▸ **WHAT YOU NEED TO DO**: Copy out the listing in full, exactly as written, but not its pictures.

▸ **INPUT RECORDS**:

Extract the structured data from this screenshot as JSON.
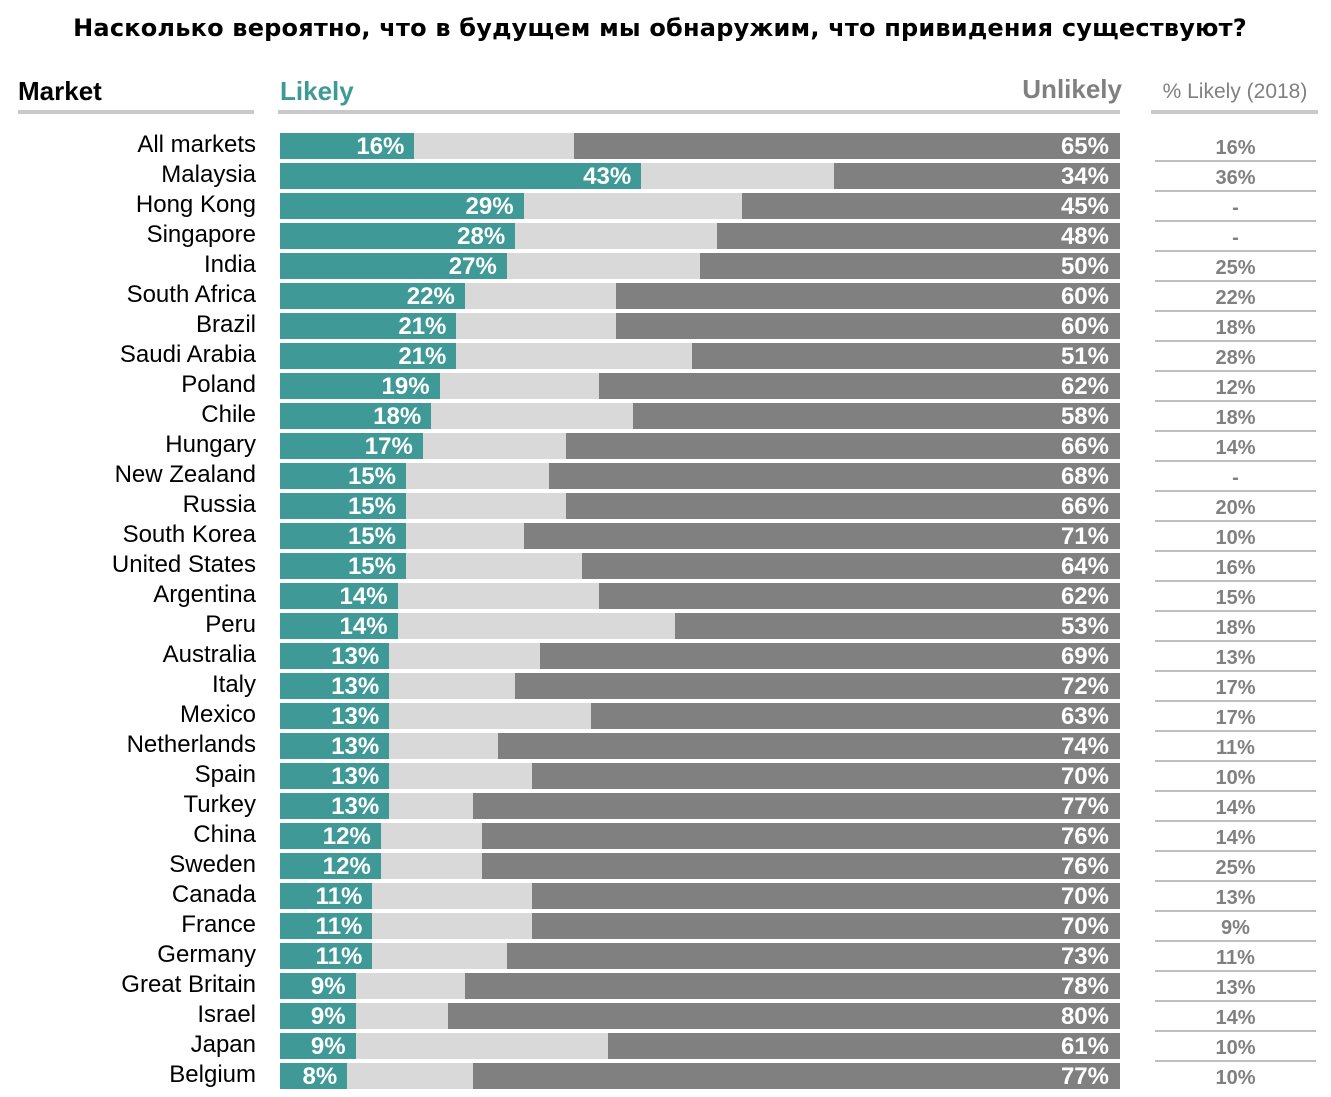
{
  "chart_data": {
    "type": "bar",
    "title": "Насколько вероятно, что в будущем мы обнаружим, что привидения существуют?",
    "headers": {
      "market": "Market",
      "likely": "Likely",
      "unlikely": "Unlikely",
      "previous": "% Likely (2018)"
    },
    "stacked": true,
    "xlim": [
      0,
      100
    ],
    "colors": {
      "likely": "#3f9a97",
      "neutral": "#d9d9d9",
      "unlikely": "#808080"
    },
    "categories": [
      "All markets",
      "Malaysia",
      "Hong Kong",
      "Singapore",
      "India",
      "South Africa",
      "Brazil",
      "Saudi Arabia",
      "Poland",
      "Chile",
      "Hungary",
      "New Zealand",
      "Russia",
      "South Korea",
      "United States",
      "Argentina",
      "Peru",
      "Australia",
      "Italy",
      "Mexico",
      "Netherlands",
      "Spain",
      "Turkey",
      "China",
      "Sweden",
      "Canada",
      "France",
      "Germany",
      "Great Britain",
      "Israel",
      "Japan",
      "Belgium"
    ],
    "series": [
      {
        "name": "Likely",
        "values": [
          16,
          43,
          29,
          28,
          27,
          22,
          21,
          21,
          19,
          18,
          17,
          15,
          15,
          15,
          15,
          14,
          14,
          13,
          13,
          13,
          13,
          13,
          13,
          12,
          12,
          11,
          11,
          11,
          9,
          9,
          9,
          8
        ]
      },
      {
        "name": "Unlikely",
        "values": [
          65,
          34,
          45,
          48,
          50,
          60,
          60,
          51,
          62,
          58,
          66,
          68,
          66,
          71,
          64,
          62,
          53,
          69,
          72,
          63,
          74,
          70,
          77,
          76,
          76,
          70,
          70,
          73,
          78,
          80,
          61,
          77
        ]
      }
    ],
    "labels_likely": [
      "16%",
      "43%",
      "29%",
      "28%",
      "27%",
      "22%",
      "21%",
      "21%",
      "19%",
      "18%",
      "17%",
      "15%",
      "15%",
      "15%",
      "15%",
      "14%",
      "14%",
      "13%",
      "13%",
      "13%",
      "13%",
      "13%",
      "13%",
      "12%",
      "12%",
      "11%",
      "11%",
      "11%",
      "9%",
      "9%",
      "9%",
      "8%"
    ],
    "labels_unlikely": [
      "65%",
      "34%",
      "45%",
      "48%",
      "50%",
      "60%",
      "60%",
      "51%",
      "62%",
      "58%",
      "66%",
      "68%",
      "66%",
      "71%",
      "64%",
      "62%",
      "53%",
      "69%",
      "72%",
      "63%",
      "74%",
      "70%",
      "77%",
      "76%",
      "76%",
      "70%",
      "70%",
      "73%",
      "78%",
      "80%",
      "61%",
      "77%"
    ],
    "likely_2018": [
      "16%",
      "36%",
      "-",
      "-",
      "25%",
      "22%",
      "18%",
      "28%",
      "12%",
      "18%",
      "14%",
      "-",
      "20%",
      "10%",
      "16%",
      "15%",
      "18%",
      "13%",
      "17%",
      "17%",
      "11%",
      "10%",
      "14%",
      "14%",
      "25%",
      "13%",
      "9%",
      "11%",
      "13%",
      "14%",
      "10%",
      "10%"
    ]
  }
}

▸ **THE RESPONSE**:
Extract the structured data from this screenshot as JSON.
{
  "chart_data": {
    "type": "bar",
    "title": "Насколько вероятно, что в будущем мы обнаружим, что привидения существуют?",
    "headers": {
      "market": "Market",
      "likely": "Likely",
      "unlikely": "Unlikely",
      "previous": "% Likely (2018)"
    },
    "stacked": true,
    "xlim": [
      0,
      100
    ],
    "colors": {
      "likely": "#3f9a97",
      "neutral": "#d9d9d9",
      "unlikely": "#808080"
    },
    "categories": [
      "All markets",
      "Malaysia",
      "Hong Kong",
      "Singapore",
      "India",
      "South Africa",
      "Brazil",
      "Saudi Arabia",
      "Poland",
      "Chile",
      "Hungary",
      "New Zealand",
      "Russia",
      "South Korea",
      "United States",
      "Argentina",
      "Peru",
      "Australia",
      "Italy",
      "Mexico",
      "Netherlands",
      "Spain",
      "Turkey",
      "China",
      "Sweden",
      "Canada",
      "France",
      "Germany",
      "Great Britain",
      "Israel",
      "Japan",
      "Belgium"
    ],
    "series": [
      {
        "name": "Likely",
        "values": [
          16,
          43,
          29,
          28,
          27,
          22,
          21,
          21,
          19,
          18,
          17,
          15,
          15,
          15,
          15,
          14,
          14,
          13,
          13,
          13,
          13,
          13,
          13,
          12,
          12,
          11,
          11,
          11,
          9,
          9,
          9,
          8
        ]
      },
      {
        "name": "Unlikely",
        "values": [
          65,
          34,
          45,
          48,
          50,
          60,
          60,
          51,
          62,
          58,
          66,
          68,
          66,
          71,
          64,
          62,
          53,
          69,
          72,
          63,
          74,
          70,
          77,
          76,
          76,
          70,
          70,
          73,
          78,
          80,
          61,
          77
        ]
      }
    ],
    "labels_likely": [
      "16%",
      "43%",
      "29%",
      "28%",
      "27%",
      "22%",
      "21%",
      "21%",
      "19%",
      "18%",
      "17%",
      "15%",
      "15%",
      "15%",
      "15%",
      "14%",
      "14%",
      "13%",
      "13%",
      "13%",
      "13%",
      "13%",
      "13%",
      "12%",
      "12%",
      "11%",
      "11%",
      "11%",
      "9%",
      "9%",
      "9%",
      "8%"
    ],
    "labels_unlikely": [
      "65%",
      "34%",
      "45%",
      "48%",
      "50%",
      "60%",
      "60%",
      "51%",
      "62%",
      "58%",
      "66%",
      "68%",
      "66%",
      "71%",
      "64%",
      "62%",
      "53%",
      "69%",
      "72%",
      "63%",
      "74%",
      "70%",
      "77%",
      "76%",
      "76%",
      "70%",
      "70%",
      "73%",
      "78%",
      "80%",
      "61%",
      "77%"
    ],
    "likely_2018": [
      "16%",
      "36%",
      "-",
      "-",
      "25%",
      "22%",
      "18%",
      "28%",
      "12%",
      "18%",
      "14%",
      "-",
      "20%",
      "10%",
      "16%",
      "15%",
      "18%",
      "13%",
      "17%",
      "17%",
      "11%",
      "10%",
      "14%",
      "14%",
      "25%",
      "13%",
      "9%",
      "11%",
      "13%",
      "14%",
      "10%",
      "10%"
    ]
  }
}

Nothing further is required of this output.